Problem: Format the lines below as a numbered list, omitting any blank lines.

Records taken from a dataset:
►
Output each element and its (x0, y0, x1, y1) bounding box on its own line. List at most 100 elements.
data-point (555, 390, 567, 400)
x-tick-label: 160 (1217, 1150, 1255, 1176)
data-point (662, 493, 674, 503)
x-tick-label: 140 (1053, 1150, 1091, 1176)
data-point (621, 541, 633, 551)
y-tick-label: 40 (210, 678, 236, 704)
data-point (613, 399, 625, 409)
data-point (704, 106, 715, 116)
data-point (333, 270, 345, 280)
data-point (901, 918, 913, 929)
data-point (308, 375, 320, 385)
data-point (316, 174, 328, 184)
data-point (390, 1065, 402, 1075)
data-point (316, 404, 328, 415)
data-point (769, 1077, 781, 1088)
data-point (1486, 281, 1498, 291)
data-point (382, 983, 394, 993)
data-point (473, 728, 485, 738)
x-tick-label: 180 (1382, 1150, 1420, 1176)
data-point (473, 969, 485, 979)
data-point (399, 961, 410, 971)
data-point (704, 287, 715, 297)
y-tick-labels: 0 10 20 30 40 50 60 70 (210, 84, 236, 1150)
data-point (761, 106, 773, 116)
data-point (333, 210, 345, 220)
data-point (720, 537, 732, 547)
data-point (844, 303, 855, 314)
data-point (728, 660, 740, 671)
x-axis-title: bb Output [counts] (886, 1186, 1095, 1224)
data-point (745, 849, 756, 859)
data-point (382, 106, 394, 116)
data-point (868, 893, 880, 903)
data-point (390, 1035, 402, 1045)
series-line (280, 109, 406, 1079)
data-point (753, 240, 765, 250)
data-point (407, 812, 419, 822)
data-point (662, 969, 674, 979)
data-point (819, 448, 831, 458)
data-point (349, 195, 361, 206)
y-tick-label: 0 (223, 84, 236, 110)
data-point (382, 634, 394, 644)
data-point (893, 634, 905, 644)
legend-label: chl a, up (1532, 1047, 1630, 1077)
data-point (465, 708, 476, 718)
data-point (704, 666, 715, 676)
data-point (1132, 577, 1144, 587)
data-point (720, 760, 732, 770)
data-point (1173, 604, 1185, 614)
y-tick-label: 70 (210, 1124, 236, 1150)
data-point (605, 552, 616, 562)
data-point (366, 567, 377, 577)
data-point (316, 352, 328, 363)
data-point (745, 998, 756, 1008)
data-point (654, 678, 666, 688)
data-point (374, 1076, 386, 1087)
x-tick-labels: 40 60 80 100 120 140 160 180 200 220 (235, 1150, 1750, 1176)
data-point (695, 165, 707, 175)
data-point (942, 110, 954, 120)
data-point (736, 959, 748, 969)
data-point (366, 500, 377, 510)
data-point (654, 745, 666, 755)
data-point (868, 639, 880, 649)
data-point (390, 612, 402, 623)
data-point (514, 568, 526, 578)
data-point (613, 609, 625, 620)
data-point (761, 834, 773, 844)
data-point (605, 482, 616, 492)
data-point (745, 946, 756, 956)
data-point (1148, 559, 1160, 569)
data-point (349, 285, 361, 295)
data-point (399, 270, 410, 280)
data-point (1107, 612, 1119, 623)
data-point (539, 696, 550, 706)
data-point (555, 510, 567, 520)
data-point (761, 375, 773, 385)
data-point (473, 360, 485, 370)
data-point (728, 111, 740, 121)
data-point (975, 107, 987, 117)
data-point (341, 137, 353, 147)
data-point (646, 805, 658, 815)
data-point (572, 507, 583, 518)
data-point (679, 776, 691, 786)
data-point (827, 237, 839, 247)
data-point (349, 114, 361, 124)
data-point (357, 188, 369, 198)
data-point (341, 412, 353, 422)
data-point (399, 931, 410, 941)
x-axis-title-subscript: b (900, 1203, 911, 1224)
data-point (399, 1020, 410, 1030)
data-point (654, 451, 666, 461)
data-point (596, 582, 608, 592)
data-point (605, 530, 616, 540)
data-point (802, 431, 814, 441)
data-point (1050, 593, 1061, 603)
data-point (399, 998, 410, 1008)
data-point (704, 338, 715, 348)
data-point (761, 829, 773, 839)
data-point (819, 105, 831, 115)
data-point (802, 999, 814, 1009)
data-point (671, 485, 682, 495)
◄
Exercise answer:
1. Output each element and its (x0, y0, x1, y1) bounding box on its own line. List at most 100 elements.
2. data-point (555, 390, 567, 400)
3. x-tick-label: 160 (1217, 1150, 1255, 1176)
4. data-point (662, 493, 674, 503)
5. x-tick-label: 140 (1053, 1150, 1091, 1176)
6. data-point (621, 541, 633, 551)
7. y-tick-label: 40 (210, 678, 236, 704)
8. data-point (613, 399, 625, 409)
9. data-point (704, 106, 715, 116)
10. data-point (333, 270, 345, 280)
11. data-point (901, 918, 913, 929)
12. data-point (308, 375, 320, 385)
13. data-point (316, 174, 328, 184)
14. data-point (390, 1065, 402, 1075)
15. data-point (316, 404, 328, 415)
16. data-point (769, 1077, 781, 1088)
17. data-point (1486, 281, 1498, 291)
18. data-point (382, 983, 394, 993)
19. data-point (473, 728, 485, 738)
20. x-tick-label: 180 (1382, 1150, 1420, 1176)
21. data-point (473, 969, 485, 979)
22. data-point (399, 961, 410, 971)
23. data-point (704, 287, 715, 297)
24. y-tick-labels: 0 10 20 30 40 50 60 70 (210, 84, 236, 1150)
25. data-point (761, 106, 773, 116)
26. data-point (333, 210, 345, 220)
27. data-point (720, 537, 732, 547)
28. data-point (844, 303, 855, 314)
29. data-point (728, 660, 740, 671)
30. x-axis-title: bb Output [counts] (886, 1186, 1095, 1224)
31. data-point (745, 849, 756, 859)
32. data-point (382, 106, 394, 116)
33. data-point (868, 893, 880, 903)
34. data-point (390, 1035, 402, 1045)
35. series-line (280, 109, 406, 1079)
36. data-point (753, 240, 765, 250)
37. data-point (407, 812, 419, 822)
38. data-point (662, 969, 674, 979)
39. data-point (819, 448, 831, 458)
40. data-point (349, 195, 361, 206)
41. y-tick-label: 0 (223, 84, 236, 110)
42. data-point (382, 634, 394, 644)
43. data-point (893, 634, 905, 644)
44. legend-label: chl a, up (1532, 1047, 1630, 1077)
45. data-point (465, 708, 476, 718)
46. data-point (704, 666, 715, 676)
47. data-point (1132, 577, 1144, 587)
48. data-point (720, 760, 732, 770)
49. data-point (1173, 604, 1185, 614)
50. y-tick-label: 70 (210, 1124, 236, 1150)
51. data-point (605, 552, 616, 562)
52. data-point (366, 567, 377, 577)
53. data-point (316, 352, 328, 363)
54. data-point (745, 998, 756, 1008)
55. data-point (654, 678, 666, 688)
56. data-point (374, 1076, 386, 1087)
57. x-tick-labels: 40 60 80 100 120 140 160 180 200 220 (235, 1150, 1750, 1176)
58. data-point (695, 165, 707, 175)
59. data-point (942, 110, 954, 120)
60. data-point (736, 959, 748, 969)
61. data-point (366, 500, 377, 510)
62. data-point (654, 745, 666, 755)
63. data-point (868, 639, 880, 649)
64. data-point (390, 612, 402, 623)
65. data-point (514, 568, 526, 578)
66. data-point (613, 609, 625, 620)
67. data-point (761, 834, 773, 844)
68. data-point (605, 482, 616, 492)
69. data-point (745, 946, 756, 956)
70. data-point (1148, 559, 1160, 569)
71. data-point (349, 285, 361, 295)
72. data-point (399, 270, 410, 280)
73. data-point (1107, 612, 1119, 623)
74. data-point (539, 696, 550, 706)
75. data-point (555, 510, 567, 520)
76. data-point (761, 375, 773, 385)
77. data-point (473, 360, 485, 370)
78. data-point (728, 111, 740, 121)
79. data-point (975, 107, 987, 117)
80. data-point (341, 137, 353, 147)
81. data-point (646, 805, 658, 815)
82. data-point (572, 507, 583, 518)
83. data-point (679, 776, 691, 786)
84. data-point (827, 237, 839, 247)
85. data-point (349, 114, 361, 124)
86. data-point (357, 188, 369, 198)
87. data-point (341, 412, 353, 422)
88. data-point (399, 931, 410, 941)
89. x-axis-title-subscript: b (900, 1203, 911, 1224)
90. data-point (399, 1020, 410, 1030)
91. data-point (654, 451, 666, 461)
92. data-point (596, 582, 608, 592)
93. data-point (605, 530, 616, 540)
94. data-point (802, 431, 814, 441)
95. data-point (1050, 593, 1061, 603)
96. data-point (399, 998, 410, 1008)
97. data-point (704, 338, 715, 348)
98. data-point (761, 829, 773, 839)
99. data-point (819, 105, 831, 115)
100. data-point (802, 999, 814, 1009)
101. data-point (671, 485, 682, 495)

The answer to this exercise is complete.